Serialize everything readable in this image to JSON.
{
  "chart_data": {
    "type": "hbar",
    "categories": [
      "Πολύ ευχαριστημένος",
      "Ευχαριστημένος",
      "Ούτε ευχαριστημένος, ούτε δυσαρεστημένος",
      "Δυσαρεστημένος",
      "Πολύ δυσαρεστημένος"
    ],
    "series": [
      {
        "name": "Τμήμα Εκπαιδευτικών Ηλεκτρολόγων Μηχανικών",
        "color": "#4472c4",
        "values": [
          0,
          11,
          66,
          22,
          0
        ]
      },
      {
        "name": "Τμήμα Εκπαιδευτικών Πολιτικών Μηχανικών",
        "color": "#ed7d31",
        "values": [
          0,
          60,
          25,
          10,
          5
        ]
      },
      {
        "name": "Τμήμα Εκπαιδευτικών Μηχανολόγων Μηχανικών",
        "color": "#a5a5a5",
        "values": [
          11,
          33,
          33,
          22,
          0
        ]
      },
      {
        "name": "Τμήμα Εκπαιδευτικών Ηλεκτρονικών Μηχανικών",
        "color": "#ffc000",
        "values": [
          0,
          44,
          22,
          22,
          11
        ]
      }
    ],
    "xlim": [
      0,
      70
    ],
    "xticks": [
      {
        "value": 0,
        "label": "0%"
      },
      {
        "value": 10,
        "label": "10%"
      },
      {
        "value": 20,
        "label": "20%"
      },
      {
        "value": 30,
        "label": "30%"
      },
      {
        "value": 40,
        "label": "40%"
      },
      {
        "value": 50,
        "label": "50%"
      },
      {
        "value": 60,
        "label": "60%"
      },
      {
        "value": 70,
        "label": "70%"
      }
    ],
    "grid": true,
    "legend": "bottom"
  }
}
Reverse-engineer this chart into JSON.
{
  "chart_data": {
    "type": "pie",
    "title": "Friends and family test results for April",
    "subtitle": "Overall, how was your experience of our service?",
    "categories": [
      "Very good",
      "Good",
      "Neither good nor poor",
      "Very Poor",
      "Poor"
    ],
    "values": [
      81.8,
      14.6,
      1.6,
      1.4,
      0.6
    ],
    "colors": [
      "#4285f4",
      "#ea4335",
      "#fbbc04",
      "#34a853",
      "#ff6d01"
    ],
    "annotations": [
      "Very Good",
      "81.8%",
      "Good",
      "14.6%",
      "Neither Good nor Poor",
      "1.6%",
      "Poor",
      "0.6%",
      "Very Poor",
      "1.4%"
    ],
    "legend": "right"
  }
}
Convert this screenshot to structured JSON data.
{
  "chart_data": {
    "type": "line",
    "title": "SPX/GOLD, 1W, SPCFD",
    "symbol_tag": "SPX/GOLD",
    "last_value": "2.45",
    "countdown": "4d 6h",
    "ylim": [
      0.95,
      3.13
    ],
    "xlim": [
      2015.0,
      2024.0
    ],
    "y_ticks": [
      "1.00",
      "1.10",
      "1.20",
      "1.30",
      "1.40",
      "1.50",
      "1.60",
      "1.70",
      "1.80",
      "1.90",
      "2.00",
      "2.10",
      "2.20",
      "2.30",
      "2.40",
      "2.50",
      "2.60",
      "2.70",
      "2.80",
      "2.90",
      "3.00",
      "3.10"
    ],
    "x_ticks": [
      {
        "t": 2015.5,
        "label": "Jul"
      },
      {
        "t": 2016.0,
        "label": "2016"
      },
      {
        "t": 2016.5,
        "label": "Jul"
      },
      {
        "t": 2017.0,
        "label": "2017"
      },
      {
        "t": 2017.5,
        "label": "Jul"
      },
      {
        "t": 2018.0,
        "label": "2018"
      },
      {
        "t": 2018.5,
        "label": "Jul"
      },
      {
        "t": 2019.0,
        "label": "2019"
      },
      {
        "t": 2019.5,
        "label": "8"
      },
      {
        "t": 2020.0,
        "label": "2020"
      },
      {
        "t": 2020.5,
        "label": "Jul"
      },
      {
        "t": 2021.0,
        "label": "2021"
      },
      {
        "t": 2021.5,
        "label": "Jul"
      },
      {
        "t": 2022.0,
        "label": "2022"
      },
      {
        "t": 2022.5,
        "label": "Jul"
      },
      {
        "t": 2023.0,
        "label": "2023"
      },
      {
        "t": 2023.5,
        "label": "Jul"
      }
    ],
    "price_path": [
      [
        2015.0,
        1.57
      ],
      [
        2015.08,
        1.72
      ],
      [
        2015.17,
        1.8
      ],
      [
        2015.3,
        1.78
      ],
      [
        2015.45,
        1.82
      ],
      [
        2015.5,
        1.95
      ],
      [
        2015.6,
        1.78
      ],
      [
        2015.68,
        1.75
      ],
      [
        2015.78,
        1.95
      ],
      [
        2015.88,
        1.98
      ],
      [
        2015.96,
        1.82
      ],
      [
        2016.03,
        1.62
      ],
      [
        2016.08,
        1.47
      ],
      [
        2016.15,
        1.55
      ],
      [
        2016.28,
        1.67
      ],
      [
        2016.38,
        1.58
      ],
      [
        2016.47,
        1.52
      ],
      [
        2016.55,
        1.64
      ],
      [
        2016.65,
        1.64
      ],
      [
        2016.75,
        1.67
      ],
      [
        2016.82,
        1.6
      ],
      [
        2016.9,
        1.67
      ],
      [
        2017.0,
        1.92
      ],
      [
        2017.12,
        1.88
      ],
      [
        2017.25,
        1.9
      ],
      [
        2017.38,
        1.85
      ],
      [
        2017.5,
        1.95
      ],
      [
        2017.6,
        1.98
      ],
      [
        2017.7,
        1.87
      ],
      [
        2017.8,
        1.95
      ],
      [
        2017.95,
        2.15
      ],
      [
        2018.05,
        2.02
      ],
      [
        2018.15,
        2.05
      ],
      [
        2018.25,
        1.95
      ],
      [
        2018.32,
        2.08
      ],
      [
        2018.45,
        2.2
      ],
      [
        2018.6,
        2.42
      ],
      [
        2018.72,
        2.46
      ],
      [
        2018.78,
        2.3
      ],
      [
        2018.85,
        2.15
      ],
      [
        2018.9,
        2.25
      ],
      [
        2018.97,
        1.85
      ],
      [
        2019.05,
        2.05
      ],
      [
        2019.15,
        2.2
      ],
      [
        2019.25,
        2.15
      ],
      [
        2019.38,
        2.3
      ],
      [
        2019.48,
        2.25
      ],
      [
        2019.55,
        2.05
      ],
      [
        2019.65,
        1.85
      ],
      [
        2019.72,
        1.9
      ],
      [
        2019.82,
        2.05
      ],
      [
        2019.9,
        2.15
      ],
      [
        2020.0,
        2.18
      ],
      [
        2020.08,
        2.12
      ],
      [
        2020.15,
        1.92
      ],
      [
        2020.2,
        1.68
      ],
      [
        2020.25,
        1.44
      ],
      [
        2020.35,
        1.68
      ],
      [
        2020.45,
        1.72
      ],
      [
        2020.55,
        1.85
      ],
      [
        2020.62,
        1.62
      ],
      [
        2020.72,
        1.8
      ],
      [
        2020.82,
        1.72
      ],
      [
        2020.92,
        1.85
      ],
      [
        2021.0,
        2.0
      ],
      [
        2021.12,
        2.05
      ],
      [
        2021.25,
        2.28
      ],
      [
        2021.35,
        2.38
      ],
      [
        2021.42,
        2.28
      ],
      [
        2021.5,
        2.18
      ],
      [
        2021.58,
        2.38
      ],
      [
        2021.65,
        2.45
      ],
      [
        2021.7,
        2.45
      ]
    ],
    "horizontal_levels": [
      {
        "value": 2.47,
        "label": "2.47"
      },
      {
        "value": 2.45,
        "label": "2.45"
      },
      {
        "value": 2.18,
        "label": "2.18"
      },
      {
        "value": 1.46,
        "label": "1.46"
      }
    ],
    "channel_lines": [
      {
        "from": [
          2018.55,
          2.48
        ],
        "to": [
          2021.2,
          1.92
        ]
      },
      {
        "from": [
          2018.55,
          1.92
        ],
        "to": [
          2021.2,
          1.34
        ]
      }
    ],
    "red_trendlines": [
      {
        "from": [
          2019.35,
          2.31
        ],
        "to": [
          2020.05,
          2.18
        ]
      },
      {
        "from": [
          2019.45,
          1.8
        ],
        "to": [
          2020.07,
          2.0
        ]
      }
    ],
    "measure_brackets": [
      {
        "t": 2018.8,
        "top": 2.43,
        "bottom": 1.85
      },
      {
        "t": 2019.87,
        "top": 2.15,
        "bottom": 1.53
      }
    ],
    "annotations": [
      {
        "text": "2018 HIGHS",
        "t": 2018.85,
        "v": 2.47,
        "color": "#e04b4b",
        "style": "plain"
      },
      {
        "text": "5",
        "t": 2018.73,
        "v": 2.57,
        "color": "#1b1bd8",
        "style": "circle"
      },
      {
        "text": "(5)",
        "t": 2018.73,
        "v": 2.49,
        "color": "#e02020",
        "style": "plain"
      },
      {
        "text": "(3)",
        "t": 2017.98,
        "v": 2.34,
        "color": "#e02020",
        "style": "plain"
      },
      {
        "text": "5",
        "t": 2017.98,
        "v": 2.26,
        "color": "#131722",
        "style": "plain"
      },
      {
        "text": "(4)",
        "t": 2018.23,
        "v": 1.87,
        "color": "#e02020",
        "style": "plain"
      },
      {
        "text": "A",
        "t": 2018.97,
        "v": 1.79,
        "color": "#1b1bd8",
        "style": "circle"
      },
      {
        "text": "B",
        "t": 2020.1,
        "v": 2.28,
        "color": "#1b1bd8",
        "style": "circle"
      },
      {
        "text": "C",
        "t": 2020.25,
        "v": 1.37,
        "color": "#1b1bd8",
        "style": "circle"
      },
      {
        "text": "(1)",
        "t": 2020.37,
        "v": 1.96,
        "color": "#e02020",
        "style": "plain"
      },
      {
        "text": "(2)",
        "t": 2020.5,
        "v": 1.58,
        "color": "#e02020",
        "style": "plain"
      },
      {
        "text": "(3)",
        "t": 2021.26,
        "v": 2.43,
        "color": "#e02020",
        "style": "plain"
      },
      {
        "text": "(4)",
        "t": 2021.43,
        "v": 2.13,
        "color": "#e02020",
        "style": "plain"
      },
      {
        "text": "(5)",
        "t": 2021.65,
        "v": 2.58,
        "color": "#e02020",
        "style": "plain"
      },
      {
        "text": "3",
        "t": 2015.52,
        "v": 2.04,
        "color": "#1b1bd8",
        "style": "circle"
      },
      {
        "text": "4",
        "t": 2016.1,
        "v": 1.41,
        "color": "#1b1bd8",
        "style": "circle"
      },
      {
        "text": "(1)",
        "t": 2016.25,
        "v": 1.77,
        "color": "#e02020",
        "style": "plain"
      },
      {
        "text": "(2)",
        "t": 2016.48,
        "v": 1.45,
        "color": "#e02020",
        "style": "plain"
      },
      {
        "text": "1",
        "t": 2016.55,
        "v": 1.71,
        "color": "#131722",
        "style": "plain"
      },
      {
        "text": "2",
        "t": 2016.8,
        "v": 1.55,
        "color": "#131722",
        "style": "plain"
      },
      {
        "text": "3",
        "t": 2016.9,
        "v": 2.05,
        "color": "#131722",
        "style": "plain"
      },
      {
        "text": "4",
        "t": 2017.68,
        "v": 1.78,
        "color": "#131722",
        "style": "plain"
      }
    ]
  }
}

* [Goal]: Extract all lines that hold the word "Neither".

* [Solution to the problem]:
      "Neither good nor poor",
      "Neither Good nor Poor",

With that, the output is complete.